__What is needed__. Word for word, copy all the data and drop the pictures.

--- Begin ---

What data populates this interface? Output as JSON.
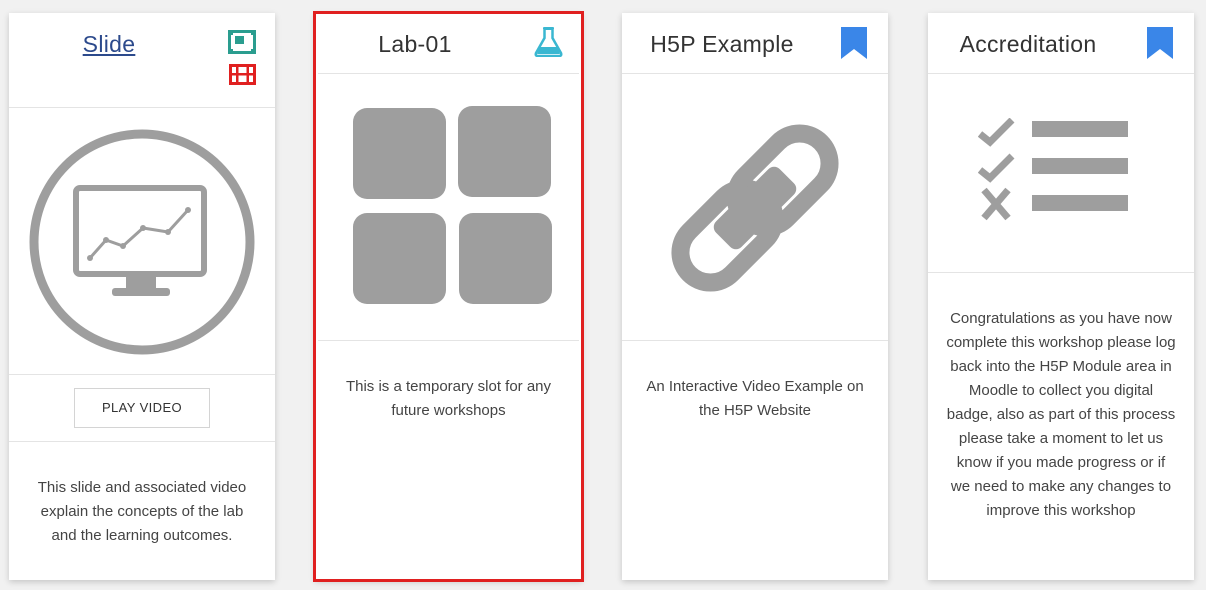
{
  "cards": [
    {
      "title": "Slide",
      "button_label": "PLAY VIDEO",
      "description": "This slide and associated video explain the concepts of the lab and the learning outcomes.",
      "icons": [
        "slide-icon",
        "film-icon"
      ],
      "image": "monitor-chart-icon"
    },
    {
      "title": "Lab-01",
      "description": "This is a temporary slot for any future workshops",
      "icons": [
        "flask-icon"
      ],
      "image": "grid-tiles-icon"
    },
    {
      "title": "H5P Example",
      "description": "An Interactive Video Example on the H5P Website",
      "icons": [
        "bookmark-icon"
      ],
      "image": "chain-link-icon"
    },
    {
      "title": "Accreditation",
      "description": "Congratulations as you have now complete this workshop please log back into the H5P Module area in Moodle to collect you digital badge, also as part of this process please take a moment to let us know if you made progress or if we need to make any changes to improve this workshop",
      "icons": [
        "bookmark-icon"
      ],
      "image": "checklist-icon"
    }
  ],
  "colors": {
    "slide_icon": "#2a9d8f",
    "film_icon": "#e02020",
    "flask_icon": "#3ab7d1",
    "bookmark_icon": "#3a86e8",
    "image_gray": "#9e9e9e",
    "highlight_border": "#e02020"
  }
}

--- End ---

__In response__.
What data populates this interface? Output as JSON.
{
  "cards": [
    {
      "title": "Slide",
      "button_label": "PLAY VIDEO",
      "description": "This slide and associated video explain the concepts of the lab and the learning outcomes.",
      "icons": [
        "slide-icon",
        "film-icon"
      ],
      "image": "monitor-chart-icon"
    },
    {
      "title": "Lab-01",
      "description": "This is a temporary slot for any future workshops",
      "icons": [
        "flask-icon"
      ],
      "image": "grid-tiles-icon"
    },
    {
      "title": "H5P Example",
      "description": "An Interactive Video Example on the H5P Website",
      "icons": [
        "bookmark-icon"
      ],
      "image": "chain-link-icon"
    },
    {
      "title": "Accreditation",
      "description": "Congratulations as you have now complete this workshop please log back into the H5P Module area in Moodle to collect you digital badge, also as part of this process please take a moment to let us know if you made progress or if we need to make any changes to improve this workshop",
      "icons": [
        "bookmark-icon"
      ],
      "image": "checklist-icon"
    }
  ],
  "colors": {
    "slide_icon": "#2a9d8f",
    "film_icon": "#e02020",
    "flask_icon": "#3ab7d1",
    "bookmark_icon": "#3a86e8",
    "image_gray": "#9e9e9e",
    "highlight_border": "#e02020"
  }
}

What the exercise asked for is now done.